Determine the number of lines where "What" occurs and reply with that number by itself.
** BEGIN **
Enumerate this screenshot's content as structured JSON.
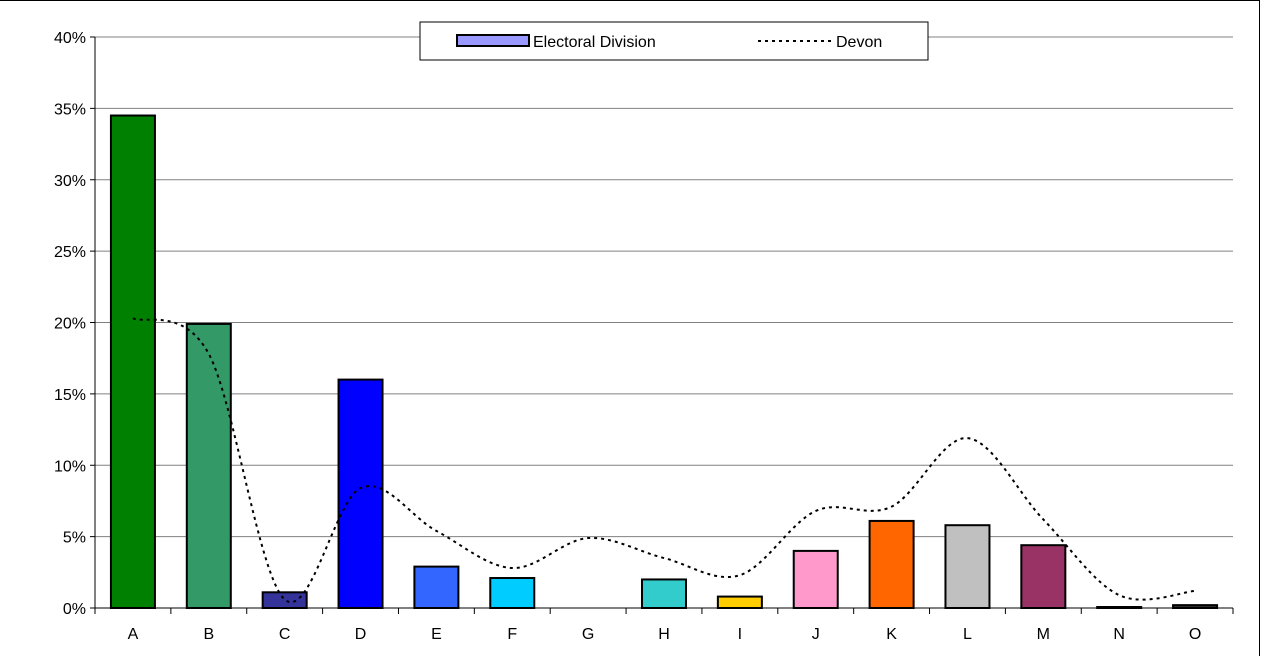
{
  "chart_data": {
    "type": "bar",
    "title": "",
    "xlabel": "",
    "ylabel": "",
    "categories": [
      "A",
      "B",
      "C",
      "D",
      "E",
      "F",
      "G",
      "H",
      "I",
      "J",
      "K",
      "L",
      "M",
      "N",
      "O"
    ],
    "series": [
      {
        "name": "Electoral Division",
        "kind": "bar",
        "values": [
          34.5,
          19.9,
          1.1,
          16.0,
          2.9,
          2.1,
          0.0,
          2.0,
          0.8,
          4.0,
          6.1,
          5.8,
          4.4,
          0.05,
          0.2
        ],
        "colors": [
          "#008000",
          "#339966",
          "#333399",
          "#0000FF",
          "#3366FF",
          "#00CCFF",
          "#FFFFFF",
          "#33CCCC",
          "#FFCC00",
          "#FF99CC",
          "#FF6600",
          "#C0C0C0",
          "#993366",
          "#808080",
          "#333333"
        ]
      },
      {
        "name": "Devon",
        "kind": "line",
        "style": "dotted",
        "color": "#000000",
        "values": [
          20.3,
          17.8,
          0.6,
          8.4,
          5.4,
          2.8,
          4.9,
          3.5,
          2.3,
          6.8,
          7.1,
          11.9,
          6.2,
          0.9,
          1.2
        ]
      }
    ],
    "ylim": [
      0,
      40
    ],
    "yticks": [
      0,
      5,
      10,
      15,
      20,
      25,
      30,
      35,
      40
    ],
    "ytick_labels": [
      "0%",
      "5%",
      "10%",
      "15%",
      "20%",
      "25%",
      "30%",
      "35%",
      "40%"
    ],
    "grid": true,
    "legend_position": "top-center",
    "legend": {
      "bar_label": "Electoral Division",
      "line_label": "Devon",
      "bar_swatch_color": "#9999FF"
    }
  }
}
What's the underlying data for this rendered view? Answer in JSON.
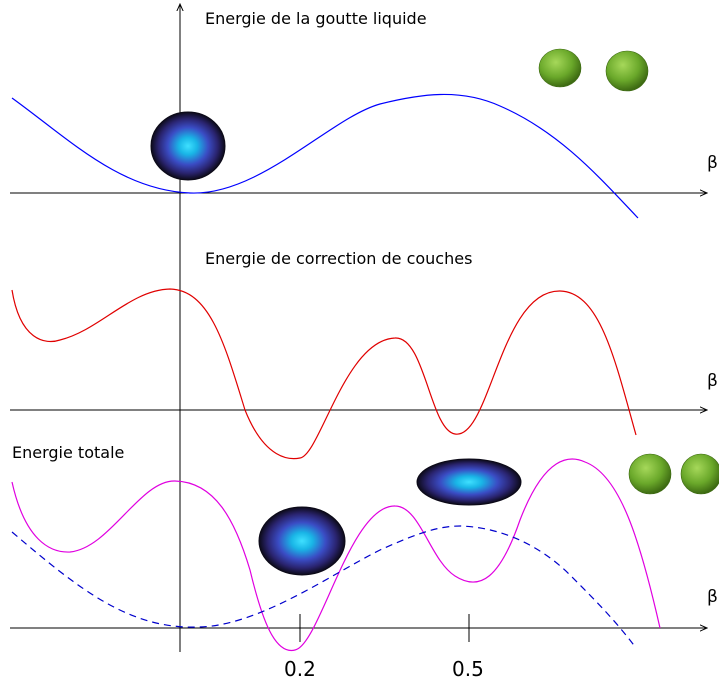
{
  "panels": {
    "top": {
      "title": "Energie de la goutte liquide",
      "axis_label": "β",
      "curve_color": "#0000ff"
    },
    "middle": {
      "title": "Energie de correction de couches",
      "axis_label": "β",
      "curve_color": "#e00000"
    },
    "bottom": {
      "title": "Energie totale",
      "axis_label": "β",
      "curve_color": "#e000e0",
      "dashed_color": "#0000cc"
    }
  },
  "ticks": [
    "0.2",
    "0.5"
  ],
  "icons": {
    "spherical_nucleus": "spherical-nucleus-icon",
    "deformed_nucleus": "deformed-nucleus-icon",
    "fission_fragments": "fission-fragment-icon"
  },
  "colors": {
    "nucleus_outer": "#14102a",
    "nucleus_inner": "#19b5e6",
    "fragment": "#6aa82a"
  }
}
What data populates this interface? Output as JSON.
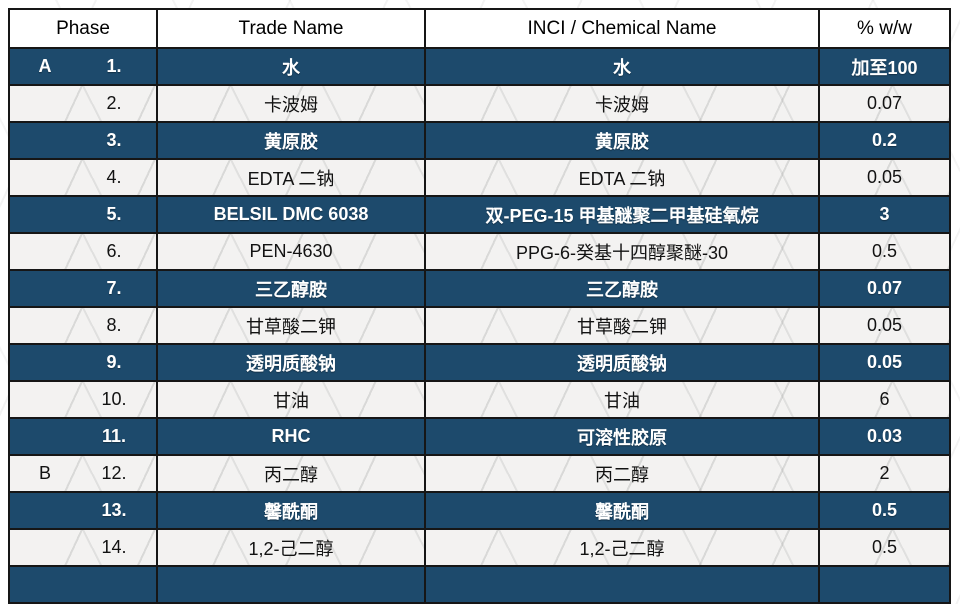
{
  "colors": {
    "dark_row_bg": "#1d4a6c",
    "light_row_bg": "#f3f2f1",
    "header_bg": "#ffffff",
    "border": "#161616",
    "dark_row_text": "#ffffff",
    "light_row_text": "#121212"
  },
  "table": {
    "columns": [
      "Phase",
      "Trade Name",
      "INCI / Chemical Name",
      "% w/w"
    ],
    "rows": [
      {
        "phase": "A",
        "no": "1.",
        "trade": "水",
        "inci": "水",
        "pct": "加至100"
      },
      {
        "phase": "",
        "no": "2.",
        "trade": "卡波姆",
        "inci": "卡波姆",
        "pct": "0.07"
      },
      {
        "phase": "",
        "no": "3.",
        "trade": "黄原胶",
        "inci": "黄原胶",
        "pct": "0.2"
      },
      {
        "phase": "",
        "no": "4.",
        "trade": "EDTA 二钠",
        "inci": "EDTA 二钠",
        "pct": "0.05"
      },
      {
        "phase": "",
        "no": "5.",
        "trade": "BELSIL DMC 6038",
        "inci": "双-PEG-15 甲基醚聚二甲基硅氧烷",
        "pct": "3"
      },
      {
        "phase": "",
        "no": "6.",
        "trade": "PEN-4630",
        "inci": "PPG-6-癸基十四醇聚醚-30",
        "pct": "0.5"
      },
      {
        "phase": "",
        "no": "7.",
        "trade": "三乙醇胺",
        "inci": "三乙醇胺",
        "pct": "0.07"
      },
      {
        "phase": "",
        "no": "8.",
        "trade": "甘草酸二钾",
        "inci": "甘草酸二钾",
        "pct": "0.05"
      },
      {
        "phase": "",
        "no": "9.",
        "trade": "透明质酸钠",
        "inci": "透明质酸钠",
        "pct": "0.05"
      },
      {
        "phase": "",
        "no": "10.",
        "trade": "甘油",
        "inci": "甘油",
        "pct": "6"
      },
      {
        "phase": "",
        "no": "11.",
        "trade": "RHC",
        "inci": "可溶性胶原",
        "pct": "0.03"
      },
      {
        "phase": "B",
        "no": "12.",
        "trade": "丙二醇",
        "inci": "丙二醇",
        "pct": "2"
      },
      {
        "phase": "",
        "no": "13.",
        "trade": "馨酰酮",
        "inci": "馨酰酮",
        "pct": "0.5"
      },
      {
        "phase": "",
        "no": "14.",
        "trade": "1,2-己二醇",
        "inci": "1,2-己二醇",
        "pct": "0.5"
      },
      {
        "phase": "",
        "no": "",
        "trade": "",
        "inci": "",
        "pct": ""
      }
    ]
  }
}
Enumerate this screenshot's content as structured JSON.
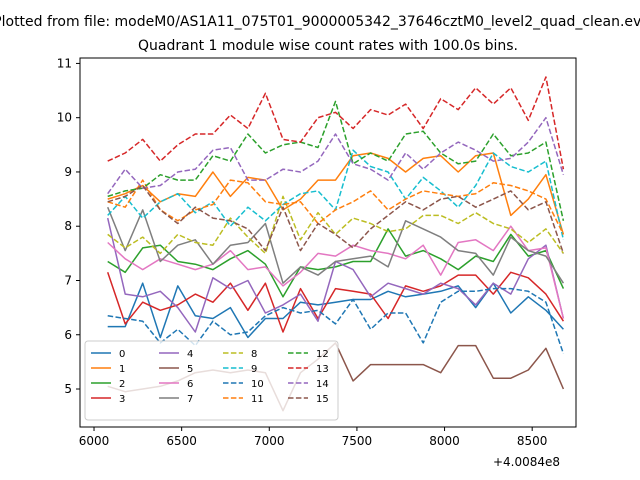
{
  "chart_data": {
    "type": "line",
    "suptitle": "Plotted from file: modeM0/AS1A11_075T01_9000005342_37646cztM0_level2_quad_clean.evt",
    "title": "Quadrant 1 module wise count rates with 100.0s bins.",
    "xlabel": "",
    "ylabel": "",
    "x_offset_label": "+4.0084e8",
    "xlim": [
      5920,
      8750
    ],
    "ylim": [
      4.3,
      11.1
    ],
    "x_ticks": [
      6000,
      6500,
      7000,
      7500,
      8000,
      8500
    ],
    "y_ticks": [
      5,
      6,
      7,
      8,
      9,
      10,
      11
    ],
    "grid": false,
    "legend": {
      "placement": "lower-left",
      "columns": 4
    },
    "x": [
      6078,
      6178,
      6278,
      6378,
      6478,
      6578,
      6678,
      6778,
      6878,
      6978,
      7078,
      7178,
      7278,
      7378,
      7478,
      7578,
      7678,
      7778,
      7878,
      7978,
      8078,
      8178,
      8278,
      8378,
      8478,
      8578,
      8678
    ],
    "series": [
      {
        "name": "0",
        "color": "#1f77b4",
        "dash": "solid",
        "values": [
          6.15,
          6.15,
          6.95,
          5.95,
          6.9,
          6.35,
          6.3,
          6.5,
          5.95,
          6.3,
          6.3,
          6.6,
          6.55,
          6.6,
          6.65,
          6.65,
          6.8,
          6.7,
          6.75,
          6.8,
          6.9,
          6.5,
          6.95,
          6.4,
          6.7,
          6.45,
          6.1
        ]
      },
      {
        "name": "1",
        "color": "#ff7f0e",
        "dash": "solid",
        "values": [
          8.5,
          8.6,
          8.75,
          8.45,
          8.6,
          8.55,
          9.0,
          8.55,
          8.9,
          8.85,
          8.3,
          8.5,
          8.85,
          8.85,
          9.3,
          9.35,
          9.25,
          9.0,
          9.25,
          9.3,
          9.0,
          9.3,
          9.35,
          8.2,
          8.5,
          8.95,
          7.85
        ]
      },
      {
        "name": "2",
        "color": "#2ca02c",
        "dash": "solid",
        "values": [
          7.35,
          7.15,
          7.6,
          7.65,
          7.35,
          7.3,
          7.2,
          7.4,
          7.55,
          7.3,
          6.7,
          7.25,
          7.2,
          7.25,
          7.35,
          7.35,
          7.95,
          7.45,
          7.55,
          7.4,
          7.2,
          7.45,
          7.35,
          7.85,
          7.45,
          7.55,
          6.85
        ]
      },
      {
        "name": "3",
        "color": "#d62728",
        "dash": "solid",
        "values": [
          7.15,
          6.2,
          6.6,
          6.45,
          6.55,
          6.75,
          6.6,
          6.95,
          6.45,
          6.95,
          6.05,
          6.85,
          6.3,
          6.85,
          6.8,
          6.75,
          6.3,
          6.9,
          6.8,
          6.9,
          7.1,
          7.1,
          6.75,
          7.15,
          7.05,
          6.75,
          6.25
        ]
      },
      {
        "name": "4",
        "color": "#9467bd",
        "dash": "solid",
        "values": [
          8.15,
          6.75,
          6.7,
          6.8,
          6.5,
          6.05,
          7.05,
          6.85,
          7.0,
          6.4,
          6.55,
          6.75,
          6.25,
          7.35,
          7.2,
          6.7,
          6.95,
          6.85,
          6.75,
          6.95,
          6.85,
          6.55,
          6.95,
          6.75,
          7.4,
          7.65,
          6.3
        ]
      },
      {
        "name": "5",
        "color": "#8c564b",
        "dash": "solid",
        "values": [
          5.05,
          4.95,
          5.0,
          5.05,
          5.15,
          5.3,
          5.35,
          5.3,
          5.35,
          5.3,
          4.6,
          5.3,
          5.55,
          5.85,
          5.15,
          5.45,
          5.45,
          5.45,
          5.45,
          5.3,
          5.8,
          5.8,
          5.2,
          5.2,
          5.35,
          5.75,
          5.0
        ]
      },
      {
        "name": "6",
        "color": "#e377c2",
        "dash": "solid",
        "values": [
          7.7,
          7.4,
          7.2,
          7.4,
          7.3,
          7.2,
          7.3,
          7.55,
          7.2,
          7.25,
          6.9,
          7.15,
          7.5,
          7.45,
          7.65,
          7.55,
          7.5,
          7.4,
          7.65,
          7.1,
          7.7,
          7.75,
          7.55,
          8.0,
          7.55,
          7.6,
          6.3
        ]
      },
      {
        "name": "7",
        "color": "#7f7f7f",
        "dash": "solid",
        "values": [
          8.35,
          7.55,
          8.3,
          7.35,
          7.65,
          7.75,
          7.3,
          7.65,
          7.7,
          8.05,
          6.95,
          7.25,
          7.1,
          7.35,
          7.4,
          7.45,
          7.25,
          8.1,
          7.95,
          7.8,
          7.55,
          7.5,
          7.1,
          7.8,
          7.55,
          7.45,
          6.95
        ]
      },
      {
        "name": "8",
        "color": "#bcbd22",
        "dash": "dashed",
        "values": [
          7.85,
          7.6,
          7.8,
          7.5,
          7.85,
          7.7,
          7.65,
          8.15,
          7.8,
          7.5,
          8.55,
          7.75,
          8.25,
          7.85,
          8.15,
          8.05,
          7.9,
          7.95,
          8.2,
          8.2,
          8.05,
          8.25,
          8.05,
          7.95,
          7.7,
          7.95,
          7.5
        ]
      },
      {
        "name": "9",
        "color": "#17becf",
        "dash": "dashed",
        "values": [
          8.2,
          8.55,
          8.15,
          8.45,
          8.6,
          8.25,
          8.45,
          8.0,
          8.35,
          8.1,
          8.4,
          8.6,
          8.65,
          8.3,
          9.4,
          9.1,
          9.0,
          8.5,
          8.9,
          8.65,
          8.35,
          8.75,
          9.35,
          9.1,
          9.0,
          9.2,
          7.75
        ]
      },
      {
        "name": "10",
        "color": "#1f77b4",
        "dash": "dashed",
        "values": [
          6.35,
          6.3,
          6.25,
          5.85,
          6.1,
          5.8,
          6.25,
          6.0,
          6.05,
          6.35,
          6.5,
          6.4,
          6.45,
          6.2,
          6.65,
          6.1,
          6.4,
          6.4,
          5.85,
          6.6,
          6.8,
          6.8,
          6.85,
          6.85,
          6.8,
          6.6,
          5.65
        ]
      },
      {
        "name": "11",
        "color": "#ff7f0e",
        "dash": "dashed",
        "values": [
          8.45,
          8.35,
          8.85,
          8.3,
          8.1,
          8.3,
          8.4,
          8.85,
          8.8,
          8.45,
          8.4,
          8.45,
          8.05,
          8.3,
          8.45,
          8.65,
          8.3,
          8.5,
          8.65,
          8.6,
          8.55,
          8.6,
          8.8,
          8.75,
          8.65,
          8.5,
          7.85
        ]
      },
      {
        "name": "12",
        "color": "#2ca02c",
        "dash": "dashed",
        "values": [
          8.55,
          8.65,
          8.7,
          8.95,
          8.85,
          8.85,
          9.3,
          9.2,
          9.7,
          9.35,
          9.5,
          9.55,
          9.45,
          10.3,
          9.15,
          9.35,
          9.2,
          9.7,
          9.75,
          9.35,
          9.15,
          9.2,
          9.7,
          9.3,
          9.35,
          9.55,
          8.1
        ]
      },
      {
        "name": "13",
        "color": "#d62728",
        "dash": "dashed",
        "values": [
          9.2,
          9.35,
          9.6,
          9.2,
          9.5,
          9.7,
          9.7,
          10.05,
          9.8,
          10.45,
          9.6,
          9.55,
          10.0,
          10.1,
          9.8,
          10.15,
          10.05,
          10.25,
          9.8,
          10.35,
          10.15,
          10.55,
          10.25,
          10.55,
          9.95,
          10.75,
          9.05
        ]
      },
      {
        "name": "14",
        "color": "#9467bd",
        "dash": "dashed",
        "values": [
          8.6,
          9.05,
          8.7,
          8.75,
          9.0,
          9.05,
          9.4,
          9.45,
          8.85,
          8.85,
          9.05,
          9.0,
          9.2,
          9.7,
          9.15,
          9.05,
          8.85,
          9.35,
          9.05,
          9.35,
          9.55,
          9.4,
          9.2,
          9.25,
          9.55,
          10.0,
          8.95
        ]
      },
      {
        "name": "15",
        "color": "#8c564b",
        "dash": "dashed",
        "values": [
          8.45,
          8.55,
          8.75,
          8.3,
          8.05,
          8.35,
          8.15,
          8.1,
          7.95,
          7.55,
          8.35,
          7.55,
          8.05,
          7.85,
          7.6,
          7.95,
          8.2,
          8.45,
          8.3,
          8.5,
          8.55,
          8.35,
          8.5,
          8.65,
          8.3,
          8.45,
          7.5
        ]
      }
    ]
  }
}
** END **
*OUTPUT:* 2